#### Data shown
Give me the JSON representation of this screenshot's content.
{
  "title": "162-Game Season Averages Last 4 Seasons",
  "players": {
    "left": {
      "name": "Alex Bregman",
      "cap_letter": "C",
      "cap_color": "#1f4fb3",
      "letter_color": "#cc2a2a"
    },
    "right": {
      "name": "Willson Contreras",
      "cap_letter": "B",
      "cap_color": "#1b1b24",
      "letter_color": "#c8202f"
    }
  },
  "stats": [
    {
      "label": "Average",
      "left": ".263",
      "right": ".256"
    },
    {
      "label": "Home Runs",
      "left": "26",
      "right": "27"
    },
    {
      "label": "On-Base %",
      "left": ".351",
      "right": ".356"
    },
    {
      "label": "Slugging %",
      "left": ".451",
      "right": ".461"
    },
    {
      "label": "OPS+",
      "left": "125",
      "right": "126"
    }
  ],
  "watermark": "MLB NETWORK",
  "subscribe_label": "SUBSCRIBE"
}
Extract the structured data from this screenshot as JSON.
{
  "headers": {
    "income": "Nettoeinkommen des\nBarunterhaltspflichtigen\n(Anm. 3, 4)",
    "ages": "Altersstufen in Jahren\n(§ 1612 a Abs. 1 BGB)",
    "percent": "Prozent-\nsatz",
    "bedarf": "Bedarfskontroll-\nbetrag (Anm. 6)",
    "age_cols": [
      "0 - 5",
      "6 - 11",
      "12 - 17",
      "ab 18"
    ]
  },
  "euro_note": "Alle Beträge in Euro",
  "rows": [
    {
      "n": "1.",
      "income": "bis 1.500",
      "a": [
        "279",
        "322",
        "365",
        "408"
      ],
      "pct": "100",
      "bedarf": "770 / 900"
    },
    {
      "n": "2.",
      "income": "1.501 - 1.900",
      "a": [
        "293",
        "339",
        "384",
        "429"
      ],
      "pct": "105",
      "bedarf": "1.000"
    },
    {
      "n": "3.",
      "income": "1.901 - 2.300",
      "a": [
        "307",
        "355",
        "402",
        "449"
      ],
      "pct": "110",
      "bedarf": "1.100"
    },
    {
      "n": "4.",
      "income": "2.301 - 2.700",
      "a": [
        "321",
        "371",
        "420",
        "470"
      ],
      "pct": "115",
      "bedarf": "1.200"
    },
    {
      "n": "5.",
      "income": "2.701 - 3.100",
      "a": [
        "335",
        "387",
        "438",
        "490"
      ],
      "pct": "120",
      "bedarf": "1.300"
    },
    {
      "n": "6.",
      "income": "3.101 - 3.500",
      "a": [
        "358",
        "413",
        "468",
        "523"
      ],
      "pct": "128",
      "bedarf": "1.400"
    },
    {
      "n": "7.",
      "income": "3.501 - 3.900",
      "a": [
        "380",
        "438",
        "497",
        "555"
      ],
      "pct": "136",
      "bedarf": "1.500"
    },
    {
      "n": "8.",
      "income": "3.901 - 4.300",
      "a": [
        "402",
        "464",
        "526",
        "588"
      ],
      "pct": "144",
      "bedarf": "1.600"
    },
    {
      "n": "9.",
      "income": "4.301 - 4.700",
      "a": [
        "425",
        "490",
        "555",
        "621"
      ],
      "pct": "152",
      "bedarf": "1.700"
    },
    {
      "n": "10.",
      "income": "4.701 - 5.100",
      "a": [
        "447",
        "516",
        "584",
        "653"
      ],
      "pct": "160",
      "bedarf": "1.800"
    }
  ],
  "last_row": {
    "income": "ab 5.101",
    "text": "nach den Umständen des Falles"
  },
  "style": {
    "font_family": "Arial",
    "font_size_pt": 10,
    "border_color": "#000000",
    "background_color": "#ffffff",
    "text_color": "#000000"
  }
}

#### Exercise prompt
Copy every line of the records word for word.

#### Written response
Give me the JSON representation of this screenshot's content.
{
  "title": "162-Game Season Averages Last 4 Seasons",
  "players": {
    "left": {
      "name": "Alex Bregman",
      "cap_letter": "C",
      "cap_color": "#1f4fb3",
      "letter_color": "#cc2a2a"
    },
    "right": {
      "name": "Willson Contreras",
      "cap_letter": "B",
      "cap_color": "#1b1b24",
      "letter_color": "#c8202f"
    }
  },
  "stats": [
    {
      "label": "Average",
      "left": ".263",
      "right": ".256"
    },
    {
      "label": "Home Runs",
      "left": "26",
      "right": "27"
    },
    {
      "label": "On-Base %",
      "left": ".351",
      "right": ".356"
    },
    {
      "label": "Slugging %",
      "left": ".451",
      "right": ".461"
    },
    {
      "label": "OPS+",
      "left": "125",
      "right": "126"
    }
  ],
  "watermark": "MLB NETWORK",
  "subscribe_label": "SUBSCRIBE"
}
Extract the structured data from this screenshot as JSON.
{
  "headers": {
    "income": "Nettoeinkommen des\nBarunterhaltspflichtigen\n(Anm. 3, 4)",
    "ages": "Altersstufen in Jahren\n(§ 1612 a Abs. 1 BGB)",
    "percent": "Prozent-\nsatz",
    "bedarf": "Bedarfskontroll-\nbetrag (Anm. 6)",
    "age_cols": [
      "0 - 5",
      "6 - 11",
      "12 - 17",
      "ab 18"
    ]
  },
  "euro_note": "Alle Beträge in Euro",
  "rows": [
    {
      "n": "1.",
      "income": "bis 1.500",
      "a": [
        "279",
        "322",
        "365",
        "408"
      ],
      "pct": "100",
      "bedarf": "770 / 900"
    },
    {
      "n": "2.",
      "income": "1.501 - 1.900",
      "a": [
        "293",
        "339",
        "384",
        "429"
      ],
      "pct": "105",
      "bedarf": "1.000"
    },
    {
      "n": "3.",
      "income": "1.901 - 2.300",
      "a": [
        "307",
        "355",
        "402",
        "449"
      ],
      "pct": "110",
      "bedarf": "1.100"
    },
    {
      "n": "4.",
      "income": "2.301 - 2.700",
      "a": [
        "321",
        "371",
        "420",
        "470"
      ],
      "pct": "115",
      "bedarf": "1.200"
    },
    {
      "n": "5.",
      "income": "2.701 - 3.100",
      "a": [
        "335",
        "387",
        "438",
        "490"
      ],
      "pct": "120",
      "bedarf": "1.300"
    },
    {
      "n": "6.",
      "income": "3.101 - 3.500",
      "a": [
        "358",
        "413",
        "468",
        "523"
      ],
      "pct": "128",
      "bedarf": "1.400"
    },
    {
      "n": "7.",
      "income": "3.501 - 3.900",
      "a": [
        "380",
        "438",
        "497",
        "555"
      ],
      "pct": "136",
      "bedarf": "1.500"
    },
    {
      "n": "8.",
      "income": "3.901 - 4.300",
      "a": [
        "402",
        "464",
        "526",
        "588"
      ],
      "pct": "144",
      "bedarf": "1.600"
    },
    {
      "n": "9.",
      "income": "4.301 - 4.700",
      "a": [
        "425",
        "490",
        "555",
        "621"
      ],
      "pct": "152",
      "bedarf": "1.700"
    },
    {
      "n": "10.",
      "income": "4.701 - 5.100",
      "a": [
        "447",
        "516",
        "584",
        "653"
      ],
      "pct": "160",
      "bedarf": "1.800"
    }
  ],
  "last_row": {
    "income": "ab 5.101",
    "text": "nach den Umständen des Falles"
  },
  "style": {
    "font_family": "Arial",
    "font_size_pt": 10,
    "border_color": "#000000",
    "background_color": "#ffffff",
    "text_color": "#000000"
  }
}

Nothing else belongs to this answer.